• [GOAL]: Find the word "FastBull" in the material below and gather every line that contains it.

• [DATA TO USE]:
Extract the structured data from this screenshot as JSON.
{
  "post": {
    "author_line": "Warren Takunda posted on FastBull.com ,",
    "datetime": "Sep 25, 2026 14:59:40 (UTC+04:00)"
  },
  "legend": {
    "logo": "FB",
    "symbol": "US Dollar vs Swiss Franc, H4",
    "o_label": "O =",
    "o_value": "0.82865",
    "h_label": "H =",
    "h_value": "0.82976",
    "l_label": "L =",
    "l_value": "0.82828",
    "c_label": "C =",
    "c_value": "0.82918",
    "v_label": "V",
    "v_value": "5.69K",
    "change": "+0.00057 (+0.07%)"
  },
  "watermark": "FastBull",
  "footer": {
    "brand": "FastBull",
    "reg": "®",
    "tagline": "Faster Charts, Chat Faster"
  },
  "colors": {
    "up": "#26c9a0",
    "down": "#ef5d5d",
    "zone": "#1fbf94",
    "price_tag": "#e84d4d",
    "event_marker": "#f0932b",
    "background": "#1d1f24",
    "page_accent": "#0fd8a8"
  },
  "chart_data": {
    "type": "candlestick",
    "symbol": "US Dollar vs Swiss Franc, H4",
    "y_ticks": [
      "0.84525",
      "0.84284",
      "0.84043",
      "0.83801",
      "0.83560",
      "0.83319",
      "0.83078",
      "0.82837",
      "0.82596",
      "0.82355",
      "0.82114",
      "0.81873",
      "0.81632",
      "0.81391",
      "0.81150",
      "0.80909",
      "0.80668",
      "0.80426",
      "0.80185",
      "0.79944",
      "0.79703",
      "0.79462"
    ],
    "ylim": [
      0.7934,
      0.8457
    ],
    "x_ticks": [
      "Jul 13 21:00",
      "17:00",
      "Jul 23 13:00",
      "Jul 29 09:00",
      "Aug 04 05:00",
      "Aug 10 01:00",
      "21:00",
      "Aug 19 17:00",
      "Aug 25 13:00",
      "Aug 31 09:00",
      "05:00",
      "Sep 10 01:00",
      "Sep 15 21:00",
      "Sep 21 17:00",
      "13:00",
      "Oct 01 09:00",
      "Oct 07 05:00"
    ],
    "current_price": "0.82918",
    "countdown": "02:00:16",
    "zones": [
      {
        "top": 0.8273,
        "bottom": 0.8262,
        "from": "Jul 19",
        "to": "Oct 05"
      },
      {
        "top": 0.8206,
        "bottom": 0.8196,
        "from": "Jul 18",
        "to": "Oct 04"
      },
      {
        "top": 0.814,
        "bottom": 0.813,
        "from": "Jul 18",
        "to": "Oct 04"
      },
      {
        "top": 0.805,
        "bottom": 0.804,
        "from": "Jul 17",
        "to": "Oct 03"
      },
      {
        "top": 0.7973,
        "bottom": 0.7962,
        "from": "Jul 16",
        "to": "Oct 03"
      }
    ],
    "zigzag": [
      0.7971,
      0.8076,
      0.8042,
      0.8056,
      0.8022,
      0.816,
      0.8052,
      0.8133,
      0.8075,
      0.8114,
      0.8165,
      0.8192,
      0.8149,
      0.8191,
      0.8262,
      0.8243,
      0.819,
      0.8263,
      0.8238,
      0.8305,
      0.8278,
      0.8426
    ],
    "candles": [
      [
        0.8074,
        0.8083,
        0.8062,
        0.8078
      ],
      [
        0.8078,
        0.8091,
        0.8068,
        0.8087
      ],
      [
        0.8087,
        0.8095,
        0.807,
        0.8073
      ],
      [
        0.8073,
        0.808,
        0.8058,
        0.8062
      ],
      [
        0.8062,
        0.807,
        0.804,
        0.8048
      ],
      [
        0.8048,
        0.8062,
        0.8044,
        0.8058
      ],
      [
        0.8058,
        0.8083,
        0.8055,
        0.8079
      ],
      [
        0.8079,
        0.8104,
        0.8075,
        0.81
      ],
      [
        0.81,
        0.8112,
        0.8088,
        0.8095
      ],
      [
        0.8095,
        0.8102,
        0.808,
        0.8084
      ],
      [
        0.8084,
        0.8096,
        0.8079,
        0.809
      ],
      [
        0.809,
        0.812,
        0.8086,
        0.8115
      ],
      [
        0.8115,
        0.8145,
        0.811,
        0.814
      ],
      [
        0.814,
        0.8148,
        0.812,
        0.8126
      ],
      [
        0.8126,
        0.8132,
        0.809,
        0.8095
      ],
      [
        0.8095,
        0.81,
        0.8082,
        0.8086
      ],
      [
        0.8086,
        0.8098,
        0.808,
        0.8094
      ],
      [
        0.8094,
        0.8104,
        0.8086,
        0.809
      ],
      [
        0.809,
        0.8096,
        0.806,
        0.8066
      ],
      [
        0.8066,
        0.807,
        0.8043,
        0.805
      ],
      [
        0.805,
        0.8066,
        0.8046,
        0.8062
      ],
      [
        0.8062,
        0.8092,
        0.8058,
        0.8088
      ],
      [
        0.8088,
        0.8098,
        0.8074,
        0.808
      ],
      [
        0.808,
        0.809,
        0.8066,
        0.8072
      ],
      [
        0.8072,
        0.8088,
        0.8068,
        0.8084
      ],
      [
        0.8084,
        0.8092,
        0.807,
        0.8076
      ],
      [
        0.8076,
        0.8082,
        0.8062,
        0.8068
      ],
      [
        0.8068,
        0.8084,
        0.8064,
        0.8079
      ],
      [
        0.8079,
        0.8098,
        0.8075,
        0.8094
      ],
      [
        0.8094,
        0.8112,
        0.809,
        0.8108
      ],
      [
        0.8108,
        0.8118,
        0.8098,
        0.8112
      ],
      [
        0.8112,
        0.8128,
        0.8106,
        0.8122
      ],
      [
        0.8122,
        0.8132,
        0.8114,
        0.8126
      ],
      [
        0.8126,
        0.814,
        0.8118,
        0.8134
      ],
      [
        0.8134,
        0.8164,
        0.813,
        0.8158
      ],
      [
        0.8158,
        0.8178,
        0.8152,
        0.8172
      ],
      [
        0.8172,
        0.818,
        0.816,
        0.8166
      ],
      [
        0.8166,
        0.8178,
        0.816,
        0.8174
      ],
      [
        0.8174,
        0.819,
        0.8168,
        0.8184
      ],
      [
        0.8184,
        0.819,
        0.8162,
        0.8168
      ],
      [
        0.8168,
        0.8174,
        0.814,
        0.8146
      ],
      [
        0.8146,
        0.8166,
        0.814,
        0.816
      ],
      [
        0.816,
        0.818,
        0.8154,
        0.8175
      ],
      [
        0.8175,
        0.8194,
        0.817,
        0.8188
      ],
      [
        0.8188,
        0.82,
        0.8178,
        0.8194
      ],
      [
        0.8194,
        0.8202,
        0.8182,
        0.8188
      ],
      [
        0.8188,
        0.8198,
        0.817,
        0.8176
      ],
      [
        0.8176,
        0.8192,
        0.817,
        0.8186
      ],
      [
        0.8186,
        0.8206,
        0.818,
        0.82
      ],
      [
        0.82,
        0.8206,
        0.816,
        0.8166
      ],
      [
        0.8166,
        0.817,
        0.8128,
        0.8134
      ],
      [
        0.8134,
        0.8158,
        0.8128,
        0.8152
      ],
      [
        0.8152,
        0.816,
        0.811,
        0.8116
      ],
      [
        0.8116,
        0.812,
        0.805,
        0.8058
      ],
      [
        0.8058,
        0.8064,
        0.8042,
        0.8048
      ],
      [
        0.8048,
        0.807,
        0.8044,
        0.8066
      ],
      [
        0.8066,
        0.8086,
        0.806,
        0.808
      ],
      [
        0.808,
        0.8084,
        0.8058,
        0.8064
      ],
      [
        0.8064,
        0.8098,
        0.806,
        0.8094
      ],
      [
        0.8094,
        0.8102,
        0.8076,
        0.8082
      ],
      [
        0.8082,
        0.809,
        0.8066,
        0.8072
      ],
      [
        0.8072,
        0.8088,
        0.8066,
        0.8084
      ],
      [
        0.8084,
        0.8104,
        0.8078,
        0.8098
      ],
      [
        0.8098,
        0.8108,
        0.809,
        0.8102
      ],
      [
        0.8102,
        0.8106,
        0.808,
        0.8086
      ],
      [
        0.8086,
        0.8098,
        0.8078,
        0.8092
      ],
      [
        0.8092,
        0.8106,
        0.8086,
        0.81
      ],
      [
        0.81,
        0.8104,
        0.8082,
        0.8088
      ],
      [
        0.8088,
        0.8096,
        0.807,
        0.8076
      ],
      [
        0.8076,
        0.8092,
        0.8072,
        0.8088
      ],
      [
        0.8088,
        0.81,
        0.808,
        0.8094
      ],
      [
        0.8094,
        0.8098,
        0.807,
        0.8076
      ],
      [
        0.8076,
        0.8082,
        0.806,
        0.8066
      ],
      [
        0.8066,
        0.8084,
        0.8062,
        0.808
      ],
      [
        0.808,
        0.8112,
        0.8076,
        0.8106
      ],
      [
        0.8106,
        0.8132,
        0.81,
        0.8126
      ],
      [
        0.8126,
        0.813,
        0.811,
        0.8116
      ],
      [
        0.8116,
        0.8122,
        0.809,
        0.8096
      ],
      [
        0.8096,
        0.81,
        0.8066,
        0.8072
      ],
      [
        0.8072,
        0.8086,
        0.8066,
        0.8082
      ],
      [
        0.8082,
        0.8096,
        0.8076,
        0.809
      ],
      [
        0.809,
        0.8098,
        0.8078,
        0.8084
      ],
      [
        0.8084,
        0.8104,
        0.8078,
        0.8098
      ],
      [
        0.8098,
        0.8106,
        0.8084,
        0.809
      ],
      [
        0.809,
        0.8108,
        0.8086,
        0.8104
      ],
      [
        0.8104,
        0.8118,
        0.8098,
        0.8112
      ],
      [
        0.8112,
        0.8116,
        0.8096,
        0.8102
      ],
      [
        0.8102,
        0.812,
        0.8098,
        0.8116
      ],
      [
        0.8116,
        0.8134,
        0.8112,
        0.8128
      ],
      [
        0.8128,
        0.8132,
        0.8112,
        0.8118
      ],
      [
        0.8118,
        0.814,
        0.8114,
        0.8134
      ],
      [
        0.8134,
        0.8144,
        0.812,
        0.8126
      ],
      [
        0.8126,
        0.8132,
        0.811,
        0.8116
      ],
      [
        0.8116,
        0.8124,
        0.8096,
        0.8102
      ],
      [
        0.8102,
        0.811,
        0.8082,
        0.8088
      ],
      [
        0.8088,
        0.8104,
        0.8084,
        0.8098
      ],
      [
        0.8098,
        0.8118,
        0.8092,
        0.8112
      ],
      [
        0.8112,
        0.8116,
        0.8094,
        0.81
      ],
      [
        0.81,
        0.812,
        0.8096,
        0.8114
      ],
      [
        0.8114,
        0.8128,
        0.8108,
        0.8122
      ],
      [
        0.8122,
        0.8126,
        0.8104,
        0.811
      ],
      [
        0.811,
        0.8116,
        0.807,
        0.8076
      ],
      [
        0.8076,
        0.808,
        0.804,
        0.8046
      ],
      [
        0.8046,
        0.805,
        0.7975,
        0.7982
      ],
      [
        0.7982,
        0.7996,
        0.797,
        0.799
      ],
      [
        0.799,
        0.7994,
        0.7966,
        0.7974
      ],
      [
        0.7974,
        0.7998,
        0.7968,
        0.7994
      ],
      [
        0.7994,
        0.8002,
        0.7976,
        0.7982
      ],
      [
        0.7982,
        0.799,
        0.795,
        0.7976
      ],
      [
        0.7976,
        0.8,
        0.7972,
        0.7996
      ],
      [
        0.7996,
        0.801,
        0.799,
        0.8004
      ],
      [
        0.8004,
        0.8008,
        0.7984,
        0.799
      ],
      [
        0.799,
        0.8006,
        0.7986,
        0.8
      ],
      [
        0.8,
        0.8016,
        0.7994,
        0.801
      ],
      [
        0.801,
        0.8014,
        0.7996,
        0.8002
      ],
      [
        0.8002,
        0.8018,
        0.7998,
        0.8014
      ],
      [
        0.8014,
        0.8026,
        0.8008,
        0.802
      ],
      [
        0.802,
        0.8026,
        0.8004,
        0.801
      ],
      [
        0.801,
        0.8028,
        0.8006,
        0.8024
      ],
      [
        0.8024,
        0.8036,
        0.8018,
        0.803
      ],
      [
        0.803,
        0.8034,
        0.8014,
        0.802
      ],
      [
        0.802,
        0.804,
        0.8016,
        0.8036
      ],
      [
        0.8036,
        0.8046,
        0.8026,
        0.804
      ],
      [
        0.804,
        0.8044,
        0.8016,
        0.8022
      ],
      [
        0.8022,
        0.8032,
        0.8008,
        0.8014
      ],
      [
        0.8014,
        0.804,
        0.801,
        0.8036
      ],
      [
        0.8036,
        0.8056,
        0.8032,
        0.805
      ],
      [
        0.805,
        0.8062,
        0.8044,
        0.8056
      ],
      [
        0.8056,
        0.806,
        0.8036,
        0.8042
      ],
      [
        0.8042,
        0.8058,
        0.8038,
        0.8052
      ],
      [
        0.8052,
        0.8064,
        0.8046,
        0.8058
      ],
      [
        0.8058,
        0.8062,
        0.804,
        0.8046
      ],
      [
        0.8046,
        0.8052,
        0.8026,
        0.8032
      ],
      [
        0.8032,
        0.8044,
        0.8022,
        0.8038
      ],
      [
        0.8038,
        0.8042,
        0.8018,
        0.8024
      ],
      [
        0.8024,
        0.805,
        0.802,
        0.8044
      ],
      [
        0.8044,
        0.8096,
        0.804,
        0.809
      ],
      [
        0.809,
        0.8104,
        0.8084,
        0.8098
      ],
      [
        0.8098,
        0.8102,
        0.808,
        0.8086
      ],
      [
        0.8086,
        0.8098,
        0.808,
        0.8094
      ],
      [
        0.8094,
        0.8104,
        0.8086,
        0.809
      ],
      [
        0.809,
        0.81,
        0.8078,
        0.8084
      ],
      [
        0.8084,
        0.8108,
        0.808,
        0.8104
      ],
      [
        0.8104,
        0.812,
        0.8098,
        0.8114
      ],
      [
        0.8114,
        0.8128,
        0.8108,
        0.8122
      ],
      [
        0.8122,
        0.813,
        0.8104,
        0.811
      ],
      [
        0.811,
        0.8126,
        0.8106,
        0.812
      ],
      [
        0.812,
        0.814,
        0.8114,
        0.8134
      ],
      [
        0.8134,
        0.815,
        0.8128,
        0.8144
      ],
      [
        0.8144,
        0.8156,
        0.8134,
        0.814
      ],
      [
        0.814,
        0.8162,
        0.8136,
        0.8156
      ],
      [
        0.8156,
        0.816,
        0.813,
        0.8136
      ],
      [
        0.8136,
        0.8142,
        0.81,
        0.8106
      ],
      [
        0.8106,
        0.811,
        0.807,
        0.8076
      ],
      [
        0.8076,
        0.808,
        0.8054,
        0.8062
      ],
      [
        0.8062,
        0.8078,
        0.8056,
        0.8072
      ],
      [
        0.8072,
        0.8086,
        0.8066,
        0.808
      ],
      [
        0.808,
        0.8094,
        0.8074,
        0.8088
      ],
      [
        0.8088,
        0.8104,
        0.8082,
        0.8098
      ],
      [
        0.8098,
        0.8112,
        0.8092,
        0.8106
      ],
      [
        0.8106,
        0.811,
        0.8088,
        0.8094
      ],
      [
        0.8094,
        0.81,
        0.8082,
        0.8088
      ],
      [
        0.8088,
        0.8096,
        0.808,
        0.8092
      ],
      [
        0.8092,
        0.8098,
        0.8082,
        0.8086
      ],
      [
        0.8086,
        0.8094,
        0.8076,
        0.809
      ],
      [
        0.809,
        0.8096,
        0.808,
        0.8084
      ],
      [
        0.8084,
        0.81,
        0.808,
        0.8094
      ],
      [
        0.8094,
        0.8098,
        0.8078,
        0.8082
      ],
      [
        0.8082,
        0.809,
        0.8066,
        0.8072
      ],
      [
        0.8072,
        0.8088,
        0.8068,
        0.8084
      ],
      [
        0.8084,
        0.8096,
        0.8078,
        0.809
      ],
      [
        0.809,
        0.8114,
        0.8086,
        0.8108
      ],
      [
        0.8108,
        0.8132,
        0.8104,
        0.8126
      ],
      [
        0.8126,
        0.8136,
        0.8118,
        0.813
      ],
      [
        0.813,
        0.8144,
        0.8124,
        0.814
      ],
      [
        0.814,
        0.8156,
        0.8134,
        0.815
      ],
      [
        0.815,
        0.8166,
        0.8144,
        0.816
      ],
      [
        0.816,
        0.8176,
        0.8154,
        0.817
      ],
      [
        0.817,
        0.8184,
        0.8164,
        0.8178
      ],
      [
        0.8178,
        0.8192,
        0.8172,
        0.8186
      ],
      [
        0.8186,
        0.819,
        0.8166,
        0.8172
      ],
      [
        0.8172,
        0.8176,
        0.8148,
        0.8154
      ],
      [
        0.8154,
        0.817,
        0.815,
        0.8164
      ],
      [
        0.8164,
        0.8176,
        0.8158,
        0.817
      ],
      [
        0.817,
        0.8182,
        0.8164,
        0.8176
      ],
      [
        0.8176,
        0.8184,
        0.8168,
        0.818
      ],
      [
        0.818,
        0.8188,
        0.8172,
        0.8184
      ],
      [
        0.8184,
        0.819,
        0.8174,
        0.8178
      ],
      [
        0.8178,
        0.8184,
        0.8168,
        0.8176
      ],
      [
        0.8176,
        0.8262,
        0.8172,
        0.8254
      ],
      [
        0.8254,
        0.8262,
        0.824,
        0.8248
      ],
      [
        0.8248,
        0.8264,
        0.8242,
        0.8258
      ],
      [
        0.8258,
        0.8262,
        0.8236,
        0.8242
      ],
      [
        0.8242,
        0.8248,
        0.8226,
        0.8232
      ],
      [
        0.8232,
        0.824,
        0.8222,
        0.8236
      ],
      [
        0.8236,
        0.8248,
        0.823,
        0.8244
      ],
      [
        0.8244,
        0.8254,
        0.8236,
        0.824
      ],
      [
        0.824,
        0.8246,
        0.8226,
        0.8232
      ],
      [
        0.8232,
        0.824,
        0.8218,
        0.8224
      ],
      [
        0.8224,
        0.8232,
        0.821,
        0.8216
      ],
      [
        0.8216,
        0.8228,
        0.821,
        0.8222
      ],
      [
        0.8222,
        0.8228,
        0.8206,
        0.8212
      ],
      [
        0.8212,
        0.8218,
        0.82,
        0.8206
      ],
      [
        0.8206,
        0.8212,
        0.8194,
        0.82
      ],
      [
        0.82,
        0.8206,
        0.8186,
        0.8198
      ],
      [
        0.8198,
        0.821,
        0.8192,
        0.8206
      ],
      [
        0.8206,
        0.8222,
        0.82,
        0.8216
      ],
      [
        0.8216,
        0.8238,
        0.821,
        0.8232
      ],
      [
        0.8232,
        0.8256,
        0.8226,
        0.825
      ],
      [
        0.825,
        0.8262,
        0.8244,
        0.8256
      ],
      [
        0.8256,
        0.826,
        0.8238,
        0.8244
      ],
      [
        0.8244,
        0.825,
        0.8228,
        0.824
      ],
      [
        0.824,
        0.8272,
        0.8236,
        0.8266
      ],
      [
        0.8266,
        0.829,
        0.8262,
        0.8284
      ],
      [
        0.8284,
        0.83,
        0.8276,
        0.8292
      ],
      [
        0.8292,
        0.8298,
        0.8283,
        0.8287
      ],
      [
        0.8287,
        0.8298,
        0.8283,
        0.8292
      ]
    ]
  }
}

• [REPLY TO THE EXERCISE]:
    "author_line": "Warren Takunda posted on FastBull.com ,",
  "watermark": "FastBull",
    "brand": "FastBull",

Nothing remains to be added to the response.